#### Exercise
Below are the records. Gather each line that holds "裁判要旨".

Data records

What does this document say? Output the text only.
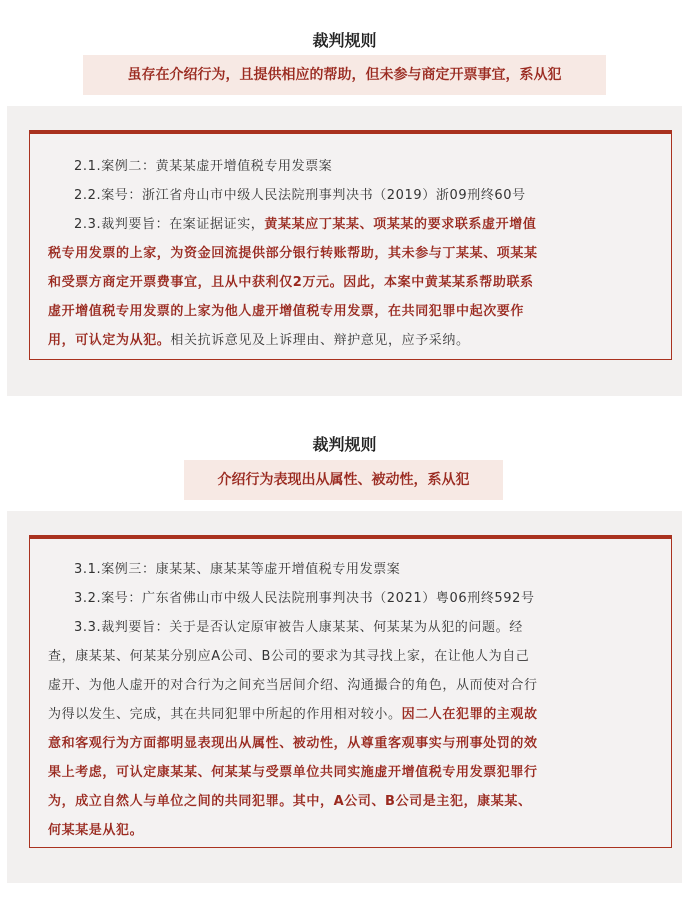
裁判规则
虽存在介绍行为，且提供相应的帮助，但未参与商定开票事宜，系从犯
2.1.案例二：黄某某虚开增值税专用发票案
2.2.案号：浙江省舟山市中级人民法院刑事判决书（2019）浙09刑终60号
2.3.裁判要旨：在案证据证实，黄某某应丁某某、项某某的要求联系虚开增值
税专用发票的上家，为资金回流提供部分银行转账帮助，其未参与丁某某、项某某
和受票方商定开票费事宜，且从中获利仅2万元。因此，本案中黄某某系帮助联系
虚开增值税专用发票的上家为他人虚开增值税专用发票，在共同犯罪中起次要作
用，可认定为从犯。相关抗诉意见及上诉理由、辩护意见，应予采纳。
裁判规则
介绍行为表现出从属性、被动性，系从犯
3.1.案例三：康某某、康某某等虚开增值税专用发票案
3.2.案号：广东省佛山市中级人民法院刑事判决书（2021）粤06刑终592号
3.3.裁判要旨：关于是否认定原审被告人康某某、何某某为从犯的问题。经
查，康某某、何某某分别应A公司、B公司的要求为其寻找上家，在让他人为自己
虚开、为他人虚开的对合行为之间充当居间介绍、沟通撮合的角色，从而使对合行
为得以发生、完成，其在共同犯罪中所起的作用相对较小。因二人在犯罪的主观故
意和客观行为方面都明显表现出从属性、被动性，从尊重客观事实与刑事处罚的效
果上考虑，可认定康某某、何某某与受票单位共同实施虚开增值税专用发票犯罪行
为，成立自然人与单位之间的共同犯罪。其中，A公司、B公司是主犯，康某某、
何某某是从犯。
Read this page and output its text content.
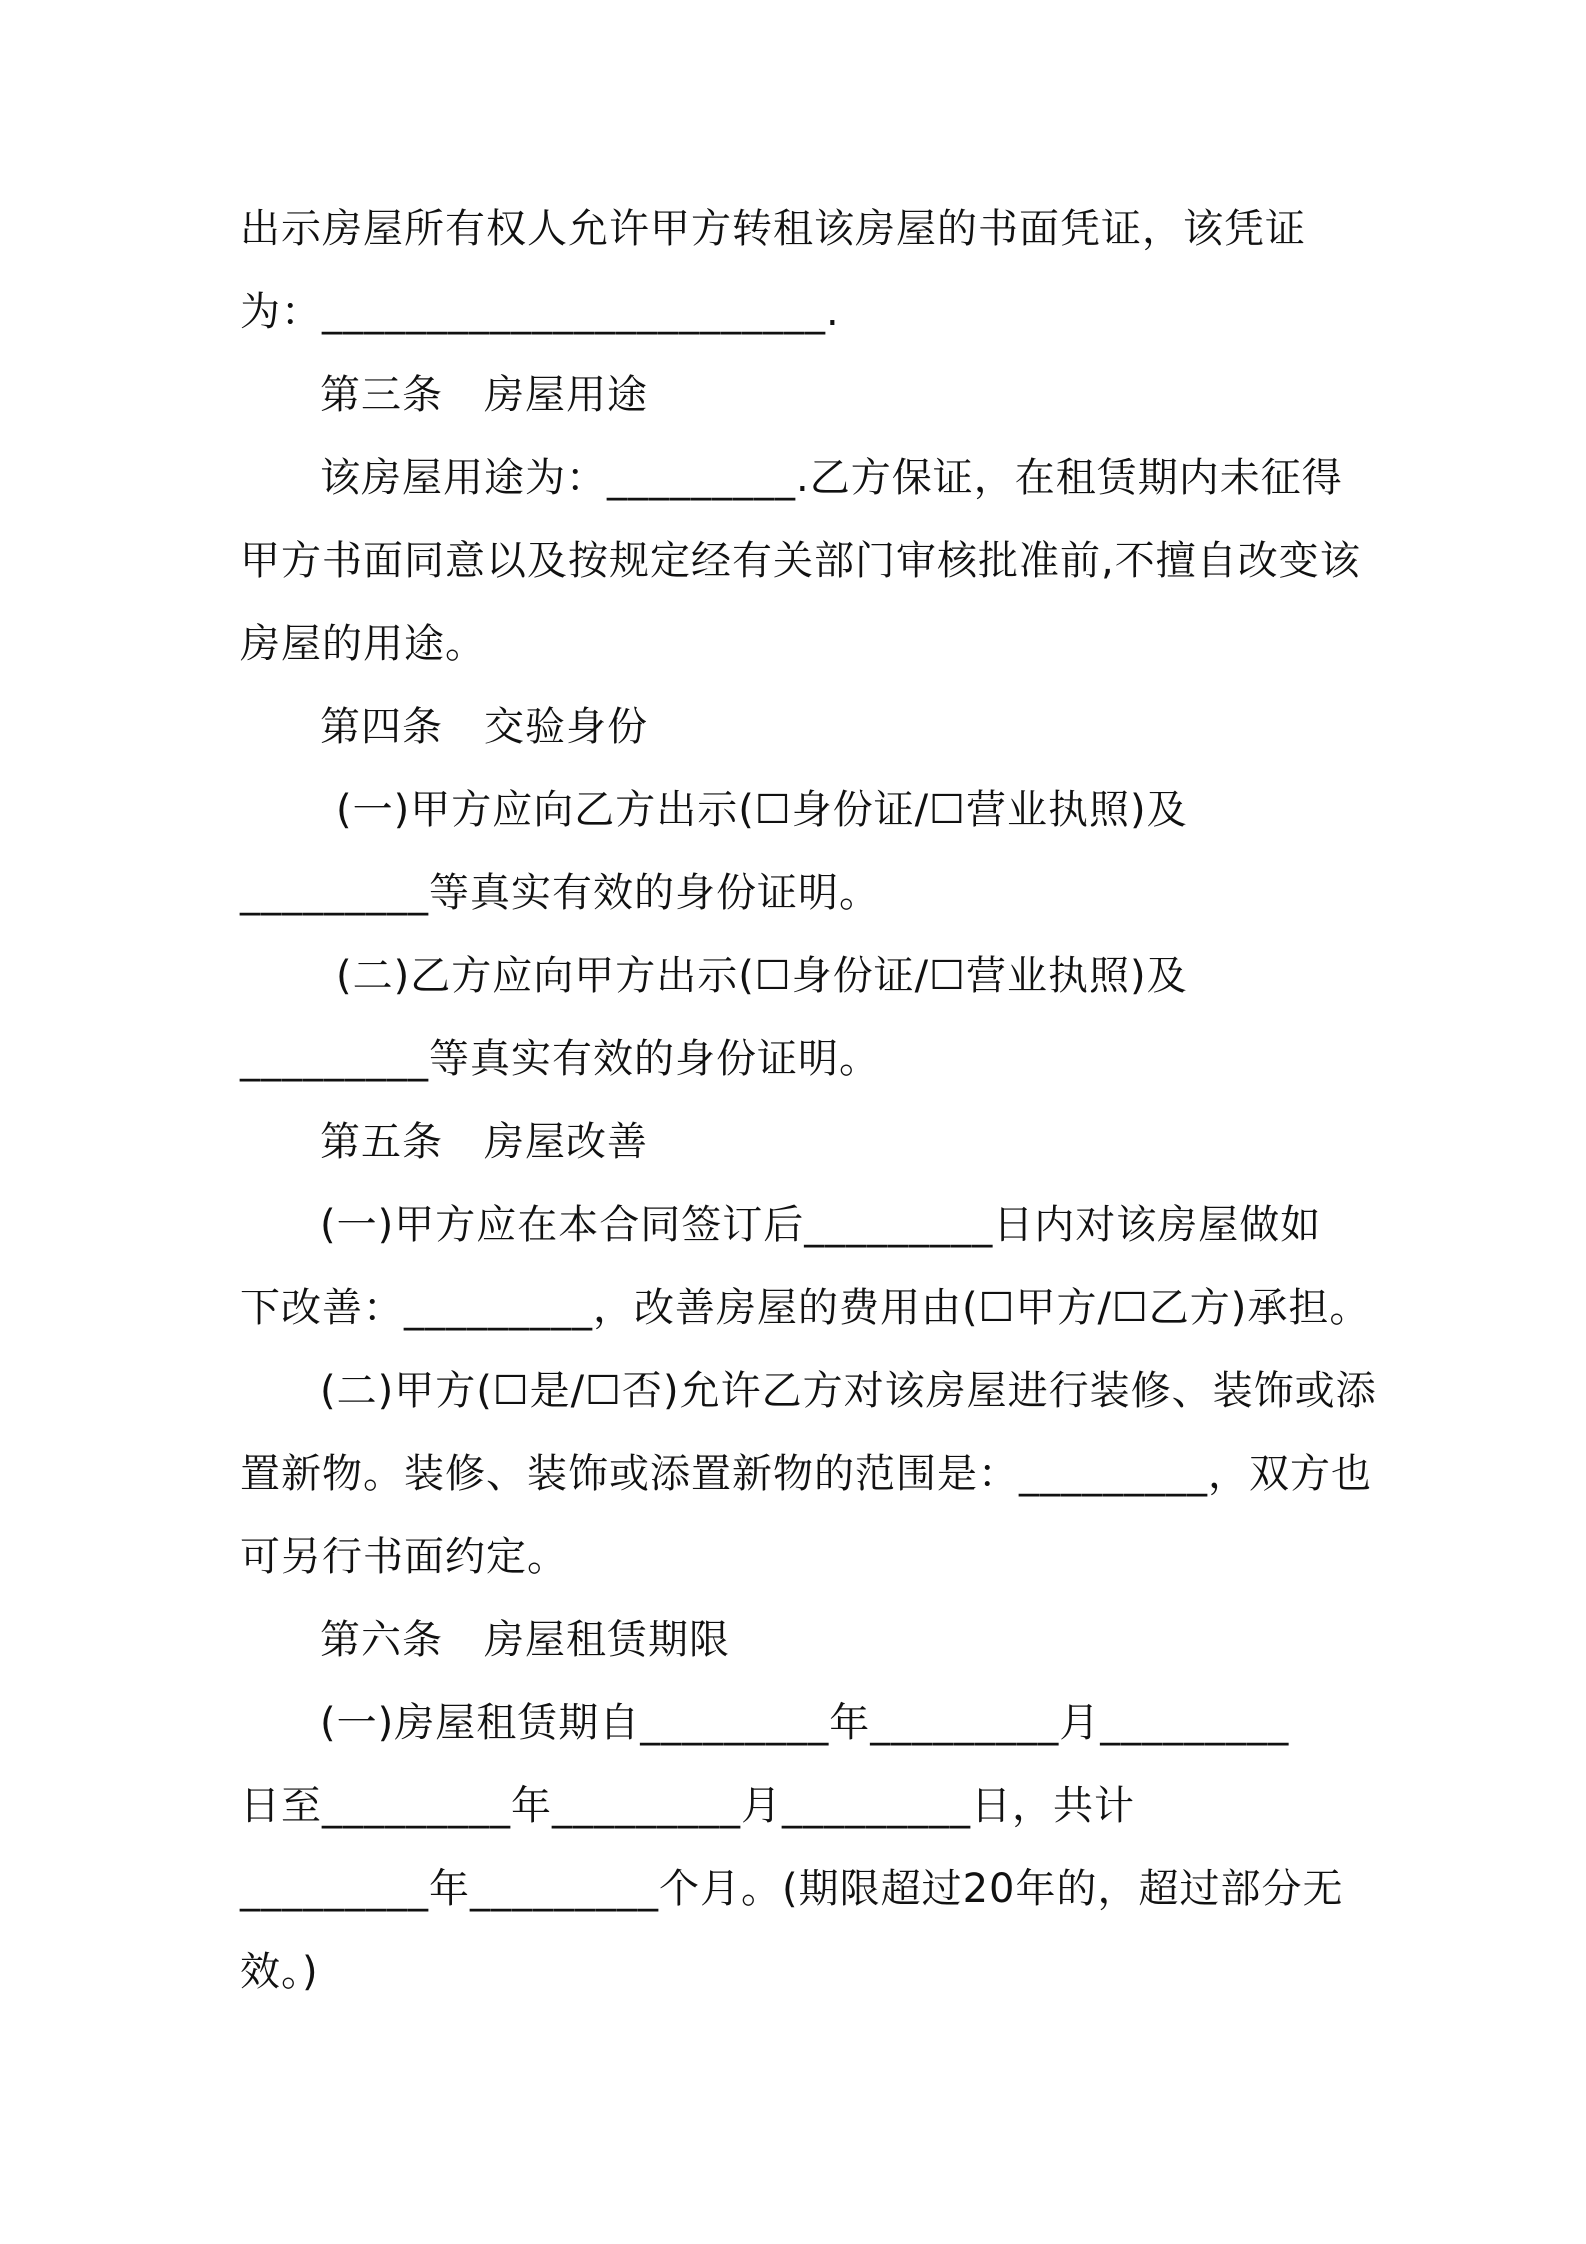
出示房屋所有权人允许甲方转租该房屋的书面凭证，该凭证
为：________________________.
第三条　房屋用途
该房屋用途为：_________.乙方保证，在租赁期内未征得
甲方书面同意以及按规定经有关部门审核批准前,不擅自改变该
房屋的用途。
第四条　交验身份
(一)甲方应向乙方出示(☐身份证/☐营业执照)及
_________等真实有效的身份证明。
(二)乙方应向甲方出示(☐身份证/☐营业执照)及
_________等真实有效的身份证明。
第五条　房屋改善
(一)甲方应在本合同签订后_________日内对该房屋做如
下改善：_________，改善房屋的费用由(☐甲方/☐乙方)承担。
(二)甲方(☐是/☐否)允许乙方对该房屋进行装修、装饰或添
置新物。装修、装饰或添置新物的范围是：_________，双方也
可另行书面约定。
第六条　房屋租赁期限
(一)房屋租赁期自_________年_________月_________
日至_________年_________月_________日，共计
_________年_________个月。(期限超过20年的，超过部分无
效。)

#### Result
2.3.裁判要旨：在案证据证实，黄某某应丁某某、项某某的要求联系虚开增值
3.3.裁判要旨：关于是否认定原审被告人康某某、何某某为从犯的问题。经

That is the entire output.